> _TASK OBJECTIVE_:
Rewrite each of the records below with "UI component" replaced by "interface element" and everything else unchanged, omitting the pictures.

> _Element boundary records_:

+===+

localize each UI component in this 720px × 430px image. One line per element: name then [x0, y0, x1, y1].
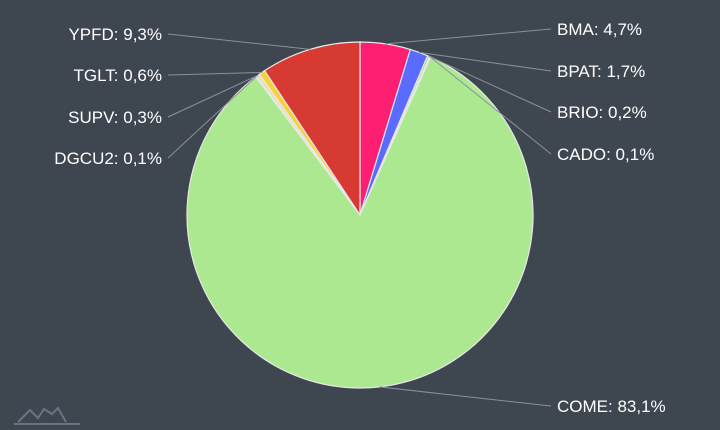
- pie-slices: [186, 41, 534, 389]
- leader-line-come: [379, 386, 552, 407]
- leader-line-brio: [428, 55, 552, 113]
- slice-label-supv: SUPV: 0,3%: [68, 108, 162, 127]
- slice-label-come: COME: 83,1%: [557, 397, 666, 416]
- slice-labels: BMA: 4,7% BPAT: 1,7% BRIO: 0,2% CADO: 0,1% C…: [54, 20, 665, 416]
- leader-line-cado: [429, 56, 552, 155]
- leader-line-bpat: [418, 51, 552, 72]
- leader-line-tglt: [167, 71, 262, 76]
- leader-line-supv: [167, 74, 259, 118]
- slice-label-tglt: TGLT: 0,6%: [74, 66, 163, 85]
- pie-slice-ypfd[interactable]: [263, 41, 361, 217]
- slice-label-bma: BMA: 4,7%: [557, 20, 642, 39]
- slice-label-brio: BRIO: 0,2%: [557, 103, 647, 122]
- slice-label-ypfd: YPFD: 9,3%: [68, 25, 162, 44]
- leader-lines: [167, 28, 552, 407]
- slice-label-cado: CADO: 0,1%: [557, 145, 654, 164]
- pie-slice-come[interactable]: [186, 56, 534, 389]
- slice-label-bpat: BPAT: 1,7%: [557, 62, 645, 81]
- leader-line-ypfd: [167, 33, 311, 50]
- chart-logo-icon: [14, 406, 80, 425]
- leader-line-bma: [385, 28, 552, 45]
- slice-label-dgcu2: DGCU2: 0,1%: [54, 149, 162, 168]
- leader-line-dgcu2: [167, 76, 257, 159]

+===+

> _ANSWER FOR THE TASK_:
localize each interface element in this 720px × 430px image. One line per element: name then [x0, y0, x1, y1].
- pie-slices: [186, 41, 534, 389]
- leader-line-come: [379, 386, 552, 407]
- leader-line-brio: [428, 55, 552, 113]
- slice-label-supv: SUPV: 0,3%: [68, 108, 162, 127]
- slice-label-come: COME: 83,1%: [557, 397, 666, 416]
- slice-labels: BMA: 4,7% BPAT: 1,7% BRIO: 0,2% CADO: 0,1% C…: [54, 20, 665, 416]
- leader-line-cado: [429, 56, 552, 155]
- leader-line-bpat: [418, 51, 552, 72]
- leader-line-tglt: [167, 71, 262, 76]
- leader-line-supv: [167, 74, 259, 118]
- slice-label-tglt: TGLT: 0,6%: [74, 66, 163, 85]
- pie-slice-ypfd[interactable]: [263, 41, 361, 217]
- slice-label-bma: BMA: 4,7%: [557, 20, 642, 39]
- slice-label-brio: BRIO: 0,2%: [557, 103, 647, 122]
- slice-label-ypfd: YPFD: 9,3%: [68, 25, 162, 44]
- leader-lines: [167, 28, 552, 407]
- slice-label-cado: CADO: 0,1%: [557, 145, 654, 164]
- pie-slice-come[interactable]: [186, 56, 534, 389]
- slice-label-bpat: BPAT: 1,7%: [557, 62, 645, 81]
- leader-line-ypfd: [167, 33, 311, 50]
- chart-logo-icon: [14, 406, 80, 425]
- leader-line-bma: [385, 28, 552, 45]
- slice-label-dgcu2: DGCU2: 0,1%: [54, 149, 162, 168]
- leader-line-dgcu2: [167, 76, 257, 159]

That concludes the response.